─── Source records

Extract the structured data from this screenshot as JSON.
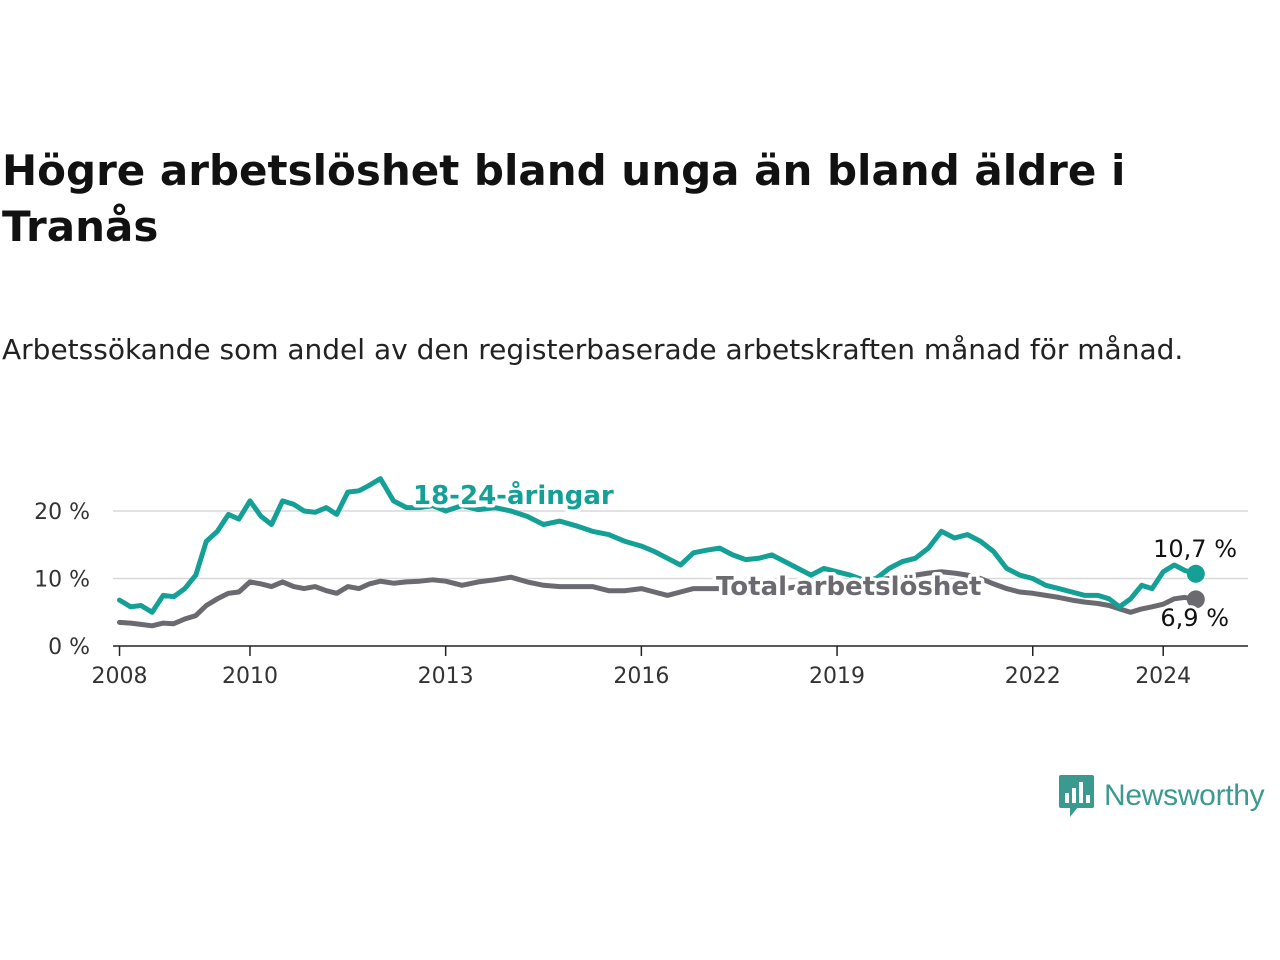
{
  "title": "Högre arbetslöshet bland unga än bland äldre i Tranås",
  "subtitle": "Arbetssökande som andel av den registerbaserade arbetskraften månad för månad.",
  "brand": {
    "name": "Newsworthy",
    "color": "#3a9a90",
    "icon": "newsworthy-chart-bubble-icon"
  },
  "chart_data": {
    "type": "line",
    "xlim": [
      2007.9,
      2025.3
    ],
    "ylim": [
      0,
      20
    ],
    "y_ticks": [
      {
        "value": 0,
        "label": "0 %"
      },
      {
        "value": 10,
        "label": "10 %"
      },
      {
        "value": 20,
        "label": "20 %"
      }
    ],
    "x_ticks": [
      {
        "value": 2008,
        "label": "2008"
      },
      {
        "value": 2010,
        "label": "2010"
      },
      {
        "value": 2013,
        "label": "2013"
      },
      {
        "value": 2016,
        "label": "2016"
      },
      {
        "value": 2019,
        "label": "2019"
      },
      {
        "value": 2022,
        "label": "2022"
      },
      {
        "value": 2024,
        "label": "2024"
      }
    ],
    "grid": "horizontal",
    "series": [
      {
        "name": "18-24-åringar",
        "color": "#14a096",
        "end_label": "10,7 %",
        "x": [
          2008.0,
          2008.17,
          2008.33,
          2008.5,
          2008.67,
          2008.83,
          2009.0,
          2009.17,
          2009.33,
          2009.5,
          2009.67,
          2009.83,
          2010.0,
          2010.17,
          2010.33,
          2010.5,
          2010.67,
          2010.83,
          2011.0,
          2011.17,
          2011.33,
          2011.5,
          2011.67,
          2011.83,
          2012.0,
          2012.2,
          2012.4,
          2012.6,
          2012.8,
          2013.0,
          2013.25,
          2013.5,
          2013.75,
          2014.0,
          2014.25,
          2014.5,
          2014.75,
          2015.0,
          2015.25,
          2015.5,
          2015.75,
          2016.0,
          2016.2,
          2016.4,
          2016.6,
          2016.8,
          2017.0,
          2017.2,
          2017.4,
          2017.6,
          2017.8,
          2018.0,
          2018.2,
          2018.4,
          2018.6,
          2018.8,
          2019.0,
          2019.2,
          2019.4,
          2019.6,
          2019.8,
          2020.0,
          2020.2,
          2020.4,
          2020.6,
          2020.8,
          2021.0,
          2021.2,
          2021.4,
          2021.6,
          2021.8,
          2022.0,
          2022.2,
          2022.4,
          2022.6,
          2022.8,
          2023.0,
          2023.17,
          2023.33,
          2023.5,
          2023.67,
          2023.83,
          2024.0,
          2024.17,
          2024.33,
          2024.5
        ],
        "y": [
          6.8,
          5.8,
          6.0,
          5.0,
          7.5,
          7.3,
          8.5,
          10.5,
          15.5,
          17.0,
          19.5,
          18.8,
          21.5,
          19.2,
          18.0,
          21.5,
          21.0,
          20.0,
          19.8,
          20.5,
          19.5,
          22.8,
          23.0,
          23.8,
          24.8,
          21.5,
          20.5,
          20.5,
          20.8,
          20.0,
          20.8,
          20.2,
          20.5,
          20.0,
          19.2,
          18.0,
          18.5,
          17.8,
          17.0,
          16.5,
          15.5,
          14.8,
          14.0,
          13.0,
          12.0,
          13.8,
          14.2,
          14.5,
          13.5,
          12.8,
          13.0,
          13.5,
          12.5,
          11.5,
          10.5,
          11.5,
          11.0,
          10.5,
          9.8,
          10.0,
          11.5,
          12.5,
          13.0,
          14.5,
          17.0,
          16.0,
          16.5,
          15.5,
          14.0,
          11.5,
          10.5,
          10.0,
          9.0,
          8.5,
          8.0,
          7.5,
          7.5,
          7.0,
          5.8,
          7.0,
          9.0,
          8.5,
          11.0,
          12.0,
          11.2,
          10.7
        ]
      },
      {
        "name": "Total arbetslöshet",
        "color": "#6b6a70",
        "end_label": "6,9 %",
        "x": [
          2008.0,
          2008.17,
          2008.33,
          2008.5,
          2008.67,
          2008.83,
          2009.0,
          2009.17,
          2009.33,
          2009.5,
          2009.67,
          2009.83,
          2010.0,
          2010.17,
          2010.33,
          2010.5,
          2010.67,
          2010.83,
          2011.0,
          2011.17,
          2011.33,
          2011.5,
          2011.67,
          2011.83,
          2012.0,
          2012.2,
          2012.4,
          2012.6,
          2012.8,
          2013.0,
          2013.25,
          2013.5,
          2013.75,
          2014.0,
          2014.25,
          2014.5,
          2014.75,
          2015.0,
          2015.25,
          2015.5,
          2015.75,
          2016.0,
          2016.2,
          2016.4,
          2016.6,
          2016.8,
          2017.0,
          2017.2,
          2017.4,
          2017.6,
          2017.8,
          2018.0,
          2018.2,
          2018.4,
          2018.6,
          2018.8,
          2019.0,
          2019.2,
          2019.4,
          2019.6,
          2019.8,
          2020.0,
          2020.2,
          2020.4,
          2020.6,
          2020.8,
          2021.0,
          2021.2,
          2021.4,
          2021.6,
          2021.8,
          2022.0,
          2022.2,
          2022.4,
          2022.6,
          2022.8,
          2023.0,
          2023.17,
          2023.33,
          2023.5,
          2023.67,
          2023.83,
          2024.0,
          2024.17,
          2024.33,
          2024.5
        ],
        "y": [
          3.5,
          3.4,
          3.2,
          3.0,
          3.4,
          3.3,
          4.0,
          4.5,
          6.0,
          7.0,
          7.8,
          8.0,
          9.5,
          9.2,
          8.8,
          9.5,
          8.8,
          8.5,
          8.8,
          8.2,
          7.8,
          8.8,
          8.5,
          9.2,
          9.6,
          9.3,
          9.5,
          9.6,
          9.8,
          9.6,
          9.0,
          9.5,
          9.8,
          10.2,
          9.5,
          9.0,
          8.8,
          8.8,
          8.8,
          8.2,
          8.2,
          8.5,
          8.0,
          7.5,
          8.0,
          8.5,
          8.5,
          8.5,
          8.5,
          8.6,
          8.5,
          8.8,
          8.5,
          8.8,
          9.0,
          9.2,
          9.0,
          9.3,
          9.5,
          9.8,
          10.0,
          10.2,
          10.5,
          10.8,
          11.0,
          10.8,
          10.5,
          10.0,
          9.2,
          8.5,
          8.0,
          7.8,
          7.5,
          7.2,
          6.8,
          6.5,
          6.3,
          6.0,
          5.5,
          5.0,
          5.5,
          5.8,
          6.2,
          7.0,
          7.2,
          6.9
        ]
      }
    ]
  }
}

──────

◆ **Task instructions**:
Extract every line above containing the word "color".

◆ **Solution to this problem**:
    "color": "#3a9a90",
        "color": "#14a096",
        "color": "#6b6a70",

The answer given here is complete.